**Directive**
Can you output the records below exactly as they are written?

**Data entries**

....

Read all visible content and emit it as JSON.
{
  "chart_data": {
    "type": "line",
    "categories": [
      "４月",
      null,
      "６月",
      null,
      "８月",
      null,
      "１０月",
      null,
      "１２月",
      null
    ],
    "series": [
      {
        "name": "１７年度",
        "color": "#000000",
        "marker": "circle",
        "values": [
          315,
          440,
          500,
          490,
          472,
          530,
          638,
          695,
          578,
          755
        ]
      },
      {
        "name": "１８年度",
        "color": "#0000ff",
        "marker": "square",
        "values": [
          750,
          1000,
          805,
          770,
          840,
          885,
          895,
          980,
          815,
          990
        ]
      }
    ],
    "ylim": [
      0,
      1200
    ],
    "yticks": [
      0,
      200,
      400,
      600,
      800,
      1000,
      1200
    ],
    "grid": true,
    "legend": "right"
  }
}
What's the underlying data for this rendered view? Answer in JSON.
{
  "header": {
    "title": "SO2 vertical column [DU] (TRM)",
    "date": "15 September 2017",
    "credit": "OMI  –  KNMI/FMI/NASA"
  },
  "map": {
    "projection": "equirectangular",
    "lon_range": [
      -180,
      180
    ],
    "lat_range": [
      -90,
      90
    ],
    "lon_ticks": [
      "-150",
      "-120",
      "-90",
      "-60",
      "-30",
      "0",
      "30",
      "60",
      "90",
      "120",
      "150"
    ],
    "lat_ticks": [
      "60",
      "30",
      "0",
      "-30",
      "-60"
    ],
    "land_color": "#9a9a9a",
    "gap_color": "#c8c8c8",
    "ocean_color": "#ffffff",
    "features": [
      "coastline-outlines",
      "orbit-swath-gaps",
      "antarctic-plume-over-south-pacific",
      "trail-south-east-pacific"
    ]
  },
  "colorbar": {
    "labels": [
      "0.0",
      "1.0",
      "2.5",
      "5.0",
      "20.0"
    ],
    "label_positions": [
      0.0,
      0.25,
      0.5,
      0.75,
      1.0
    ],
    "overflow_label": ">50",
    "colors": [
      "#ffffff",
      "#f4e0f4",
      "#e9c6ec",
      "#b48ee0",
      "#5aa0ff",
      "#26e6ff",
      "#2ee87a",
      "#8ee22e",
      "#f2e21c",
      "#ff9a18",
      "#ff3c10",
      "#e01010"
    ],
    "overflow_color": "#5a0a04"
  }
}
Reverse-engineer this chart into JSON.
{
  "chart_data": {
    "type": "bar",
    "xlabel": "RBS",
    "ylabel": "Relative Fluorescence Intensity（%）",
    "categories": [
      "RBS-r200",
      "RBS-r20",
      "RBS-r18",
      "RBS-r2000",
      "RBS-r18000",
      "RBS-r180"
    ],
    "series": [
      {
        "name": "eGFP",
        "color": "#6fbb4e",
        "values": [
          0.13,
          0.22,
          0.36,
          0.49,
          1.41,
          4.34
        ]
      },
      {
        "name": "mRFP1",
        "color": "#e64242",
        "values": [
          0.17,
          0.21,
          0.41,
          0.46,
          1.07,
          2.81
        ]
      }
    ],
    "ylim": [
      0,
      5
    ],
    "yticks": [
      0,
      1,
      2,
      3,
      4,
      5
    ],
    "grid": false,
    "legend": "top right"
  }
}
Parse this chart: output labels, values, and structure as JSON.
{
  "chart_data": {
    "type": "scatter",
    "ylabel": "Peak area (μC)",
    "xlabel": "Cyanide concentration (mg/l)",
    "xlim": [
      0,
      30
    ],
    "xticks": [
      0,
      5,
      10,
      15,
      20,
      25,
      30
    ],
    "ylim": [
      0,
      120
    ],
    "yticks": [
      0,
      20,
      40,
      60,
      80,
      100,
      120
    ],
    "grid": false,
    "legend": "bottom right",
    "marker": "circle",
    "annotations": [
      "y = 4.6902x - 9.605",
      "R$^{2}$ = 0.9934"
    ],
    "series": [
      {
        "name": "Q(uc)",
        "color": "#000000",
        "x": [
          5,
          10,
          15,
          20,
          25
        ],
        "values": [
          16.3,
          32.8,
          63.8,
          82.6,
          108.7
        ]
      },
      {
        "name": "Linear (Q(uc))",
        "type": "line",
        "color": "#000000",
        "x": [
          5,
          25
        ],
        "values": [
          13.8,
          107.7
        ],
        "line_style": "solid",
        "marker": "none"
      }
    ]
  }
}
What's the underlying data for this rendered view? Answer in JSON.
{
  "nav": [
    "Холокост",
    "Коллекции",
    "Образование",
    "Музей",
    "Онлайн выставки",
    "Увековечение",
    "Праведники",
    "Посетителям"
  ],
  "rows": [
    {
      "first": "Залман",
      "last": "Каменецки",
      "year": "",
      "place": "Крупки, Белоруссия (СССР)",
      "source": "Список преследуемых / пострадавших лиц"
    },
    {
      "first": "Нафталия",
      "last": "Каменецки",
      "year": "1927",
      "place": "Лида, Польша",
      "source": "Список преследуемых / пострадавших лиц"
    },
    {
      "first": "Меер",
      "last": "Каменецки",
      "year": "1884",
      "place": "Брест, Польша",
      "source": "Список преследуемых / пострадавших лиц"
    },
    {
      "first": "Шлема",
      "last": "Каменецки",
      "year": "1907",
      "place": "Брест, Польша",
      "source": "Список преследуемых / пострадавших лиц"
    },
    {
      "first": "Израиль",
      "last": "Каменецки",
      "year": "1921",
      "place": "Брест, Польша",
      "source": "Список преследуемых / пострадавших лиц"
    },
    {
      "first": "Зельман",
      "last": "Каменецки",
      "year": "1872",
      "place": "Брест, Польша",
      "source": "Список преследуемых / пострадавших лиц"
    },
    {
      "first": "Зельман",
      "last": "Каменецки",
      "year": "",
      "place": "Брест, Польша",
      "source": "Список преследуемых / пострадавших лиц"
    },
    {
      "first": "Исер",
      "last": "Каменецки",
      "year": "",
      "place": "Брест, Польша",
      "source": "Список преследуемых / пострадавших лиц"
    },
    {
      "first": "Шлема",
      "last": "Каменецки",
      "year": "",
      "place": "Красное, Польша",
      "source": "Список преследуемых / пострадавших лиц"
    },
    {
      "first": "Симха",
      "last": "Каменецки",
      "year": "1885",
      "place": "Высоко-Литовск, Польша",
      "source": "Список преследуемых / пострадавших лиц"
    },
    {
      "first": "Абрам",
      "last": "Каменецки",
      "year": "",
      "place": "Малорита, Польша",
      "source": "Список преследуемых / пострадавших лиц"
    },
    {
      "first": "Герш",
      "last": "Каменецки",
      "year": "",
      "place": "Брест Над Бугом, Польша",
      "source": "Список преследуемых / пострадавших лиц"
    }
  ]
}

....

**Task answer**
Read all visible content and emit it as JSON.
{
  "chart_data": {
    "type": "line",
    "categories": [
      "４月",
      null,
      "６月",
      null,
      "８月",
      null,
      "１０月",
      null,
      "１２月",
      null
    ],
    "series": [
      {
        "name": "１７年度",
        "color": "#000000",
        "marker": "circle",
        "values": [
          315,
          440,
          500,
          490,
          472,
          530,
          638,
          695,
          578,
          755
        ]
      },
      {
        "name": "１８年度",
        "color": "#0000ff",
        "marker": "square",
        "values": [
          750,
          1000,
          805,
          770,
          840,
          885,
          895,
          980,
          815,
          990
        ]
      }
    ],
    "ylim": [
      0,
      1200
    ],
    "yticks": [
      0,
      200,
      400,
      600,
      800,
      1000,
      1200
    ],
    "grid": true,
    "legend": "right"
  }
}
What's the underlying data for this rendered view? Answer in JSON.
{
  "header": {
    "title": "SO2 vertical column [DU] (TRM)",
    "date": "15 September 2017",
    "credit": "OMI  –  KNMI/FMI/NASA"
  },
  "map": {
    "projection": "equirectangular",
    "lon_range": [
      -180,
      180
    ],
    "lat_range": [
      -90,
      90
    ],
    "lon_ticks": [
      "-150",
      "-120",
      "-90",
      "-60",
      "-30",
      "0",
      "30",
      "60",
      "90",
      "120",
      "150"
    ],
    "lat_ticks": [
      "60",
      "30",
      "0",
      "-30",
      "-60"
    ],
    "land_color": "#9a9a9a",
    "gap_color": "#c8c8c8",
    "ocean_color": "#ffffff",
    "features": [
      "coastline-outlines",
      "orbit-swath-gaps",
      "antarctic-plume-over-south-pacific",
      "trail-south-east-pacific"
    ]
  },
  "colorbar": {
    "labels": [
      "0.0",
      "1.0",
      "2.5",
      "5.0",
      "20.0"
    ],
    "label_positions": [
      0.0,
      0.25,
      0.5,
      0.75,
      1.0
    ],
    "overflow_label": ">50",
    "colors": [
      "#ffffff",
      "#f4e0f4",
      "#e9c6ec",
      "#b48ee0",
      "#5aa0ff",
      "#26e6ff",
      "#2ee87a",
      "#8ee22e",
      "#f2e21c",
      "#ff9a18",
      "#ff3c10",
      "#e01010"
    ],
    "overflow_color": "#5a0a04"
  }
}
Reverse-engineer this chart into JSON.
{
  "chart_data": {
    "type": "bar",
    "xlabel": "RBS",
    "ylabel": "Relative Fluorescence Intensity（%）",
    "categories": [
      "RBS-r200",
      "RBS-r20",
      "RBS-r18",
      "RBS-r2000",
      "RBS-r18000",
      "RBS-r180"
    ],
    "series": [
      {
        "name": "eGFP",
        "color": "#6fbb4e",
        "values": [
          0.13,
          0.22,
          0.36,
          0.49,
          1.41,
          4.34
        ]
      },
      {
        "name": "mRFP1",
        "color": "#e64242",
        "values": [
          0.17,
          0.21,
          0.41,
          0.46,
          1.07,
          2.81
        ]
      }
    ],
    "ylim": [
      0,
      5
    ],
    "yticks": [
      0,
      1,
      2,
      3,
      4,
      5
    ],
    "grid": false,
    "legend": "top right"
  }
}
Parse this chart: output labels, values, and structure as JSON.
{
  "chart_data": {
    "type": "scatter",
    "ylabel": "Peak area (μC)",
    "xlabel": "Cyanide concentration (mg/l)",
    "xlim": [
      0,
      30
    ],
    "xticks": [
      0,
      5,
      10,
      15,
      20,
      25,
      30
    ],
    "ylim": [
      0,
      120
    ],
    "yticks": [
      0,
      20,
      40,
      60,
      80,
      100,
      120
    ],
    "grid": false,
    "legend": "bottom right",
    "marker": "circle",
    "annotations": [
      "y = 4.6902x - 9.605",
      "R$^{2}$ = 0.9934"
    ],
    "series": [
      {
        "name": "Q(uc)",
        "color": "#000000",
        "x": [
          5,
          10,
          15,
          20,
          25
        ],
        "values": [
          16.3,
          32.8,
          63.8,
          82.6,
          108.7
        ]
      },
      {
        "name": "Linear (Q(uc))",
        "type": "line",
        "color": "#000000",
        "x": [
          5,
          25
        ],
        "values": [
          13.8,
          107.7
        ],
        "line_style": "solid",
        "marker": "none"
      }
    ]
  }
}
What's the underlying data for this rendered view? Answer in JSON.
{
  "nav": [
    "Холокост",
    "Коллекции",
    "Образование",
    "Музей",
    "Онлайн выставки",
    "Увековечение",
    "Праведники",
    "Посетителям"
  ],
  "rows": [
    {
      "first": "Залман",
      "last": "Каменецки",
      "year": "",
      "place": "Крупки, Белоруссия (СССР)",
      "source": "Список преследуемых / пострадавших лиц"
    },
    {
      "first": "Нафталия",
      "last": "Каменецки",
      "year": "1927",
      "place": "Лида, Польша",
      "source": "Список преследуемых / пострадавших лиц"
    },
    {
      "first": "Меер",
      "last": "Каменецки",
      "year": "1884",
      "place": "Брест, Польша",
      "source": "Список преследуемых / пострадавших лиц"
    },
    {
      "first": "Шлема",
      "last": "Каменецки",
      "year": "1907",
      "place": "Брест, Польша",
      "source": "Список преследуемых / пострадавших лиц"
    },
    {
      "first": "Израиль",
      "last": "Каменецки",
      "year": "1921",
      "place": "Брест, Польша",
      "source": "Список преследуемых / пострадавших лиц"
    },
    {
      "first": "Зельман",
      "last": "Каменецки",
      "year": "1872",
      "place": "Брест, Польша",
      "source": "Список преследуемых / пострадавших лиц"
    },
    {
      "first": "Зельман",
      "last": "Каменецки",
      "year": "",
      "place": "Брест, Польша",
      "source": "Список преследуемых / пострадавших лиц"
    },
    {
      "first": "Исер",
      "last": "Каменецки",
      "year": "",
      "place": "Брест, Польша",
      "source": "Список преследуемых / пострадавших лиц"
    },
    {
      "first": "Шлема",
      "last": "Каменецки",
      "year": "",
      "place": "Красное, Польша",
      "source": "Список преследуемых / пострадавших лиц"
    },
    {
      "first": "Симха",
      "last": "Каменецки",
      "year": "1885",
      "place": "Высоко-Литовск, Польша",
      "source": "Список преследуемых / пострадавших лиц"
    },
    {
      "first": "Абрам",
      "last": "Каменецки",
      "year": "",
      "place": "Малорита, Польша",
      "source": "Список преследуемых / пострадавших лиц"
    },
    {
      "first": "Герш",
      "last": "Каменецки",
      "year": "",
      "place": "Брест Над Бугом, Польша",
      "source": "Список преследуемых / пострадавших лиц"
    }
  ]
}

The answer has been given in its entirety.